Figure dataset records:

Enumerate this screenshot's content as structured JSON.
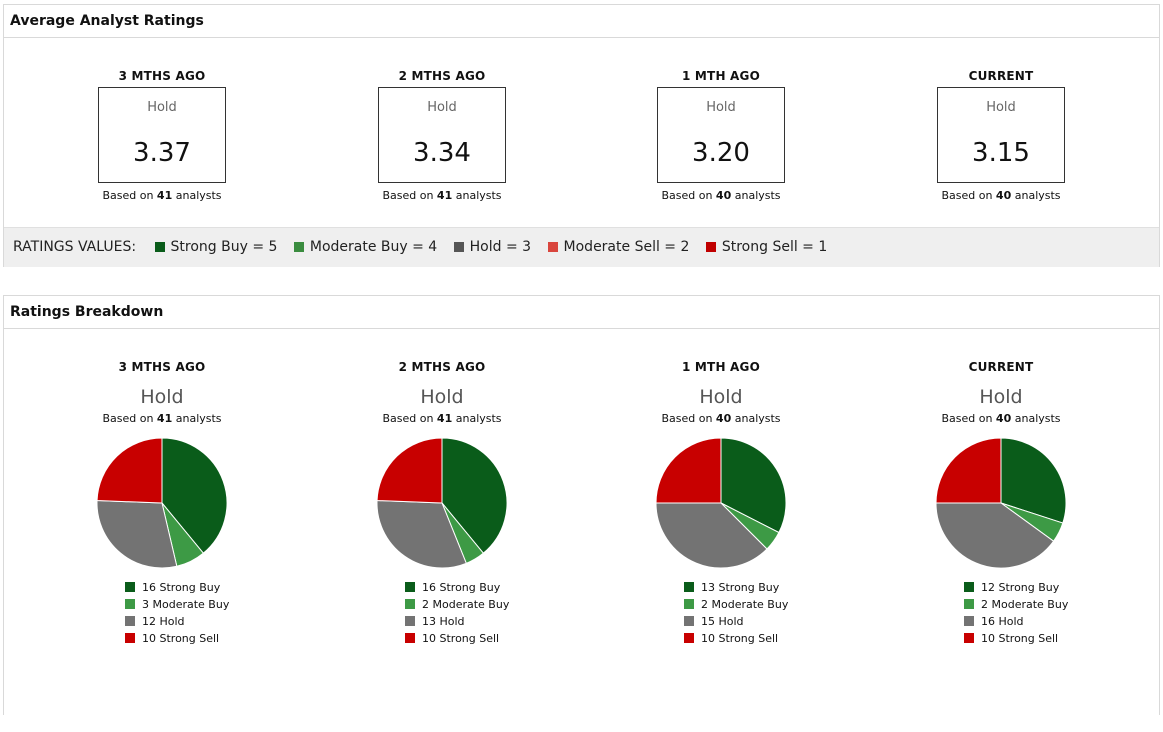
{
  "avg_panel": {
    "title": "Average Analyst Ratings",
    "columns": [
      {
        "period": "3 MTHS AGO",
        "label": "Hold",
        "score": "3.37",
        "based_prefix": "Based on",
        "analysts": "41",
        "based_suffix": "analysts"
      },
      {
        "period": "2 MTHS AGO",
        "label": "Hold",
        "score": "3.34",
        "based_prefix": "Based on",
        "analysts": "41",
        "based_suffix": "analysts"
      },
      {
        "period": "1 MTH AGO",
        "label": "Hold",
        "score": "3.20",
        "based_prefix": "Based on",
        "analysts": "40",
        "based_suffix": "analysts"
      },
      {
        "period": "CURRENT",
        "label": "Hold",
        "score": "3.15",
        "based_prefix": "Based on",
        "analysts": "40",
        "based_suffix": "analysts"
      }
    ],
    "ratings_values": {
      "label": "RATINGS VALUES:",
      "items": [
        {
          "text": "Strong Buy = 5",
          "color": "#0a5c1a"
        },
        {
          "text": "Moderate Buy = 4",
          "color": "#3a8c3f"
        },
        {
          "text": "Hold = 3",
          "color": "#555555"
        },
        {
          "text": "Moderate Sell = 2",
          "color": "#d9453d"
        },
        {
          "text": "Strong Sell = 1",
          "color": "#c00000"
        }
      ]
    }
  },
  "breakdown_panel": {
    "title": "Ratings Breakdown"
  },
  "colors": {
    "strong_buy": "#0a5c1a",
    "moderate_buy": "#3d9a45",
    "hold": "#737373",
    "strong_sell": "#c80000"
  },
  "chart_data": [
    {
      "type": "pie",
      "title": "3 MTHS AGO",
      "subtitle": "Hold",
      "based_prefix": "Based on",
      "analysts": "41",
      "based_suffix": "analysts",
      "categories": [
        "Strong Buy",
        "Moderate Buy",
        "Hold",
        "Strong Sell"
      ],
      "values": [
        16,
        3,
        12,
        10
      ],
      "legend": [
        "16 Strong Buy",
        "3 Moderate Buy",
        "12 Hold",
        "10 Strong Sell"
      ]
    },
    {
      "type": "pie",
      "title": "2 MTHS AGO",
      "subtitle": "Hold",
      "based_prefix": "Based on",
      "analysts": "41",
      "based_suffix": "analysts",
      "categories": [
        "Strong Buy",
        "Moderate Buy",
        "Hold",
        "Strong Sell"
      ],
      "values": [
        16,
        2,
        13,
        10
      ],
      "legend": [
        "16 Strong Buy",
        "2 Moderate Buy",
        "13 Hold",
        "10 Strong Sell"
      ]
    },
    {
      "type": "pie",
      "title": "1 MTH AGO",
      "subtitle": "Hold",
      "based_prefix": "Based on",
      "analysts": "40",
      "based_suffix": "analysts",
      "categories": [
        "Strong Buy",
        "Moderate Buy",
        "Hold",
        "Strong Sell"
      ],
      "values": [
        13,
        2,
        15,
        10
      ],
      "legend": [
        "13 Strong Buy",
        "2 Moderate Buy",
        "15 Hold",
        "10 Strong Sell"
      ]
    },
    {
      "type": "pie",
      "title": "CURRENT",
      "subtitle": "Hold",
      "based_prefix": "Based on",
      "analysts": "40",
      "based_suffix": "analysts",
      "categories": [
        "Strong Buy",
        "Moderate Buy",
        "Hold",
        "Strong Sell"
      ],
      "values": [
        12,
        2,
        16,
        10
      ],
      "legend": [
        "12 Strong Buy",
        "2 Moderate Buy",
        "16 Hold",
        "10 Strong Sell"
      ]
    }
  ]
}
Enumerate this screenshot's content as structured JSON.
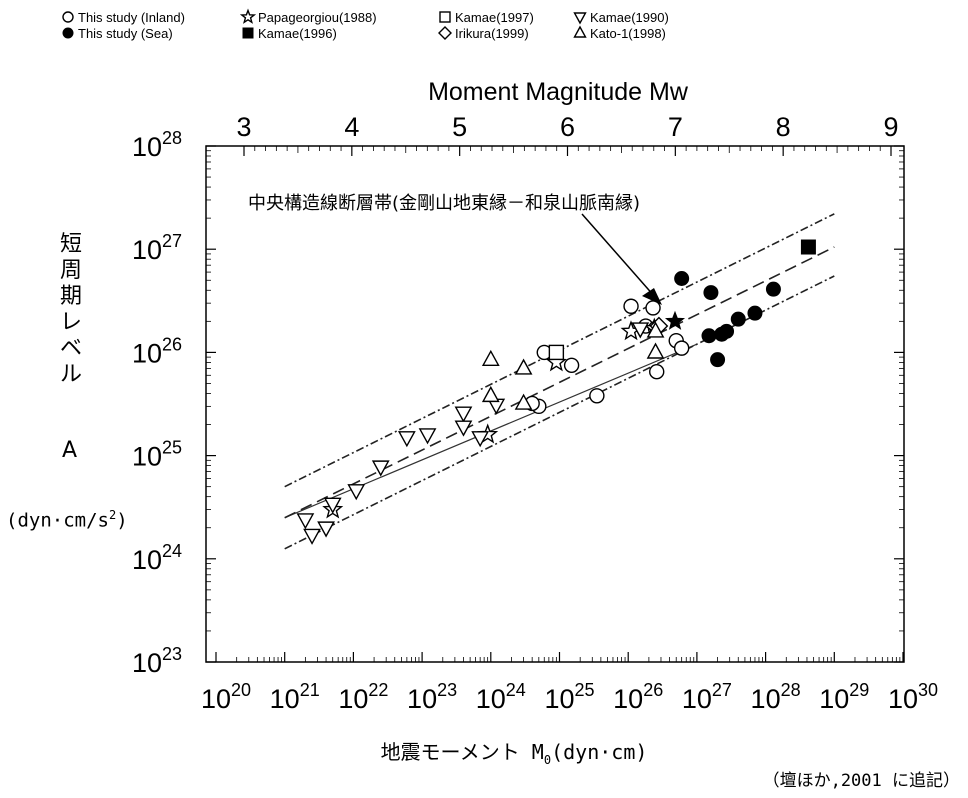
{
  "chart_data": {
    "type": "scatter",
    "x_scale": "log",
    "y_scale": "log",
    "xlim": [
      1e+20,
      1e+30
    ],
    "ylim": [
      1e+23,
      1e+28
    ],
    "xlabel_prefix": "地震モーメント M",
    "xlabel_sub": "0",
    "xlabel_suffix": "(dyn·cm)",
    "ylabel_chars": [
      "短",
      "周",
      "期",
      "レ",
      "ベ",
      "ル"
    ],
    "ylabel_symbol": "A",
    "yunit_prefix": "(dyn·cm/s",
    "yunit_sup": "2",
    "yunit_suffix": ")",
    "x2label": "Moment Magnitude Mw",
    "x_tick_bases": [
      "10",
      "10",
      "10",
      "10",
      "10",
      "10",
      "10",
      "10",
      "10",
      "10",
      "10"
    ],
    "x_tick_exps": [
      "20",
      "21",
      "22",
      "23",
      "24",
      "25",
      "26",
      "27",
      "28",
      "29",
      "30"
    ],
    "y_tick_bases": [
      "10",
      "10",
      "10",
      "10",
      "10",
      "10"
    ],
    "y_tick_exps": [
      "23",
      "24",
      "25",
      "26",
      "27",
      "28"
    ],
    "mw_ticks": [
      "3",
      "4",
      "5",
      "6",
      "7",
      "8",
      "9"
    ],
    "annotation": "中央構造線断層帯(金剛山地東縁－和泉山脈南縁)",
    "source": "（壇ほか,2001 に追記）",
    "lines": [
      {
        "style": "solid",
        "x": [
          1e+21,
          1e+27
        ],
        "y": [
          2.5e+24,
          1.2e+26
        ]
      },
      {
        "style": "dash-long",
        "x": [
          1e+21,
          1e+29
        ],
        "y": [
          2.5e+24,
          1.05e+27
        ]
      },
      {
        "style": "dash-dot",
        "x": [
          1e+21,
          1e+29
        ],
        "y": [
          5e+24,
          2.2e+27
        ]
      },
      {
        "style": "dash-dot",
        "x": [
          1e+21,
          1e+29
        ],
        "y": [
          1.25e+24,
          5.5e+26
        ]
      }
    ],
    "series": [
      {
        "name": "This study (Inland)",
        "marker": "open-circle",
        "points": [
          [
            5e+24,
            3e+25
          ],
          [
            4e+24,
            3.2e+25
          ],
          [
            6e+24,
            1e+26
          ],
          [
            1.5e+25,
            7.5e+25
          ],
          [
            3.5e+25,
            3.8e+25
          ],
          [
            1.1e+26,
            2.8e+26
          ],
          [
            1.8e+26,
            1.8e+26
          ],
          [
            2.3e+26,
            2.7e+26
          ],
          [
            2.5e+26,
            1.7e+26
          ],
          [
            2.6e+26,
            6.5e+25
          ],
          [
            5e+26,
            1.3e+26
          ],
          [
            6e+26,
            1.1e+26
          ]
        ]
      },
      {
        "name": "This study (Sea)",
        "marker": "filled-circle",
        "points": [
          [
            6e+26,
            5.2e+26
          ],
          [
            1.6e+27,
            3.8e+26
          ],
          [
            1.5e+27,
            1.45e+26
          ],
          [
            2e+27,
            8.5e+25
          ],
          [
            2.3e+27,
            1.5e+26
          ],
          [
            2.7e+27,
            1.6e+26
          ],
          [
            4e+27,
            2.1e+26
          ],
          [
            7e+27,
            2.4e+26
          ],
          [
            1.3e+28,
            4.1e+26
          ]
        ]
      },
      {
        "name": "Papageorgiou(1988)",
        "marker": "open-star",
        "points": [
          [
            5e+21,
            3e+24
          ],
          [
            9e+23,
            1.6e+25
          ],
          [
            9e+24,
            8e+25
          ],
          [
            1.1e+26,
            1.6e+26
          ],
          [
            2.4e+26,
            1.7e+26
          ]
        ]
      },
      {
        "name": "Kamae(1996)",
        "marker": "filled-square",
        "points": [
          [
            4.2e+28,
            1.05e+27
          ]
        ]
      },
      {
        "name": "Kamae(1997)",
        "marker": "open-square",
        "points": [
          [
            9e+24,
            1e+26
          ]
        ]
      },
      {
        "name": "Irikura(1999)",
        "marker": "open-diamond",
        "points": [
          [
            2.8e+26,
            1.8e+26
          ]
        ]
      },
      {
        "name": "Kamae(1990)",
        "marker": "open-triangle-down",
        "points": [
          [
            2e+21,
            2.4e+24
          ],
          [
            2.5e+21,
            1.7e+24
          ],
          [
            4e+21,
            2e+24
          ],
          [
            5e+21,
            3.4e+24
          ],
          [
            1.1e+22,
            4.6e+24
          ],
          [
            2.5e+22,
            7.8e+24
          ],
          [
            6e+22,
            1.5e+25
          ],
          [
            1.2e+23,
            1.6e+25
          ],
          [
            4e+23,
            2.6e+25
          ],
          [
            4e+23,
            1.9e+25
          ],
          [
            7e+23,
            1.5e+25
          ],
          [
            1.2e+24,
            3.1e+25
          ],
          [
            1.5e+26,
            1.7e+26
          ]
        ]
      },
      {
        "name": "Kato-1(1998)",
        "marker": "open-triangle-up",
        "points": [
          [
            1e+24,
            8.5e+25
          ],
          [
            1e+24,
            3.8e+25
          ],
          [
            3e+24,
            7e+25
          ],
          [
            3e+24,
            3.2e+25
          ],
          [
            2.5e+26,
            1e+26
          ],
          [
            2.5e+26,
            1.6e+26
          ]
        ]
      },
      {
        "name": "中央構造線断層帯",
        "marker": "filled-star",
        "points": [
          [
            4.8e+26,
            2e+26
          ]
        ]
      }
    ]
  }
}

■ DIRECTIONS FOR THIS TASK
Identify and copy lines that hold the string "period".

■ EXERCISE RESULT
        "period": "3 MTHS AGO",
        "period": "2 MTHS AGO",
        "period": "1 MTH AGO",
        "period": "CURRENT",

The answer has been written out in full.